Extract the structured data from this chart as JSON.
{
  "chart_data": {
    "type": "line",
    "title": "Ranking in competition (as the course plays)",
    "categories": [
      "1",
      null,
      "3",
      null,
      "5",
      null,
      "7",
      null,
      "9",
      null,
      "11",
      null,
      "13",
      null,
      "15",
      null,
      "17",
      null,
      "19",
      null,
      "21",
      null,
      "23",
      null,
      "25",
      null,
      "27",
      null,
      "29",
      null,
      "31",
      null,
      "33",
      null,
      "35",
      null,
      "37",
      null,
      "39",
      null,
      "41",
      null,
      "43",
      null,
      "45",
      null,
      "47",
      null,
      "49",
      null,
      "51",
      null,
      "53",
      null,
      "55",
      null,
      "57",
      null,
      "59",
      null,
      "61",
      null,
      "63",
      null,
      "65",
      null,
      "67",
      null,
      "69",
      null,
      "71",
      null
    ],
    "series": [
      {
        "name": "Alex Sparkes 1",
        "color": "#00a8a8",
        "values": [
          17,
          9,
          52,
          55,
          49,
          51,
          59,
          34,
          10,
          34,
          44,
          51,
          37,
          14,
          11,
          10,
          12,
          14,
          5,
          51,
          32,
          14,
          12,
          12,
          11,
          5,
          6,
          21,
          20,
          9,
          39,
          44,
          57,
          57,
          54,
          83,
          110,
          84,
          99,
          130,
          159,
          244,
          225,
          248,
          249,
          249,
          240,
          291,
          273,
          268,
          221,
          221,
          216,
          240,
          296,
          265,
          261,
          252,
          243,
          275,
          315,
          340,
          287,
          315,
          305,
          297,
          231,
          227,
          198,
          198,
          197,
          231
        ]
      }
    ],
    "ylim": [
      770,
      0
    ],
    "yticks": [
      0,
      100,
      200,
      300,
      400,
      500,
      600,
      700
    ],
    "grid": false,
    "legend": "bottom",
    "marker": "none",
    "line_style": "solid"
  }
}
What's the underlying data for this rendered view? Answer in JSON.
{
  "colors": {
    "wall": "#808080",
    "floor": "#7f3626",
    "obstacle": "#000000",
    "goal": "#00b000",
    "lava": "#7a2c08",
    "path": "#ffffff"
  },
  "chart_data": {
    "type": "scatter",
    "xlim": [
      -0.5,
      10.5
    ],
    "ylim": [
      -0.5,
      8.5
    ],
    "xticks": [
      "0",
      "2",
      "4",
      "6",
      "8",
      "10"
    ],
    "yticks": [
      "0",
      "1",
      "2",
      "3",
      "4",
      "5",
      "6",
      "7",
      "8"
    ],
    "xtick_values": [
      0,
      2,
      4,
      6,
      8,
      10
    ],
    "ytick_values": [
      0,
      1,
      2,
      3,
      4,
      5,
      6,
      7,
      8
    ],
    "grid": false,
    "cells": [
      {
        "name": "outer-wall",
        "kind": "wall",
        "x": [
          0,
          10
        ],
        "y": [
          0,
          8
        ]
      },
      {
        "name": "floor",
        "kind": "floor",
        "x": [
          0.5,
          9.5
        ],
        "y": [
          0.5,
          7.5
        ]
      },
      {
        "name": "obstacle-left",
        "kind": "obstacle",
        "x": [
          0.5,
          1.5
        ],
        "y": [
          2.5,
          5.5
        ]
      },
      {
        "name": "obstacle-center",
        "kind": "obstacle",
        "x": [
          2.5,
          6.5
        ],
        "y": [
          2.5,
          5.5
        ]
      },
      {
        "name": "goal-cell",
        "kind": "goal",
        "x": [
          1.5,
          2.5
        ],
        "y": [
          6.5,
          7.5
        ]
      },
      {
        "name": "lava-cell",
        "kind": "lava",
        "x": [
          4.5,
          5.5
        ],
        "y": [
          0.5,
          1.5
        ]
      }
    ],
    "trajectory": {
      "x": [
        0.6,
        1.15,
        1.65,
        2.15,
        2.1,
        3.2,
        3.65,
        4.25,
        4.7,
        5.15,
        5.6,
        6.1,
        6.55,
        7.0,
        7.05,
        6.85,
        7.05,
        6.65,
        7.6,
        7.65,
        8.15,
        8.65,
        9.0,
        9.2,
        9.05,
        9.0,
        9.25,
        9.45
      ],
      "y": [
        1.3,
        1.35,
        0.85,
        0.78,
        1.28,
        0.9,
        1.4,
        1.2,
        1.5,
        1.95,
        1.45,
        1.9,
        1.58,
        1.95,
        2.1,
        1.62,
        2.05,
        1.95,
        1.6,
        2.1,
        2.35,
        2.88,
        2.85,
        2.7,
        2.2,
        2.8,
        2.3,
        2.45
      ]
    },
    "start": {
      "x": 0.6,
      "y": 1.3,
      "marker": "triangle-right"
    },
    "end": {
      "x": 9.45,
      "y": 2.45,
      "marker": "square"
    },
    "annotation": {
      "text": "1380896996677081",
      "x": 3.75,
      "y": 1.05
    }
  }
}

● ● ● ●

Gather each line in the entries above where the string "name" is found.

Result of this exercise:
        "name": "Alex Sparkes 1",
        "name": "outer-wall",
        "name": "floor",
        "name": "obstacle-left",
        "name": "obstacle-center",
        "name": "goal-cell",
        "name": "lava-cell",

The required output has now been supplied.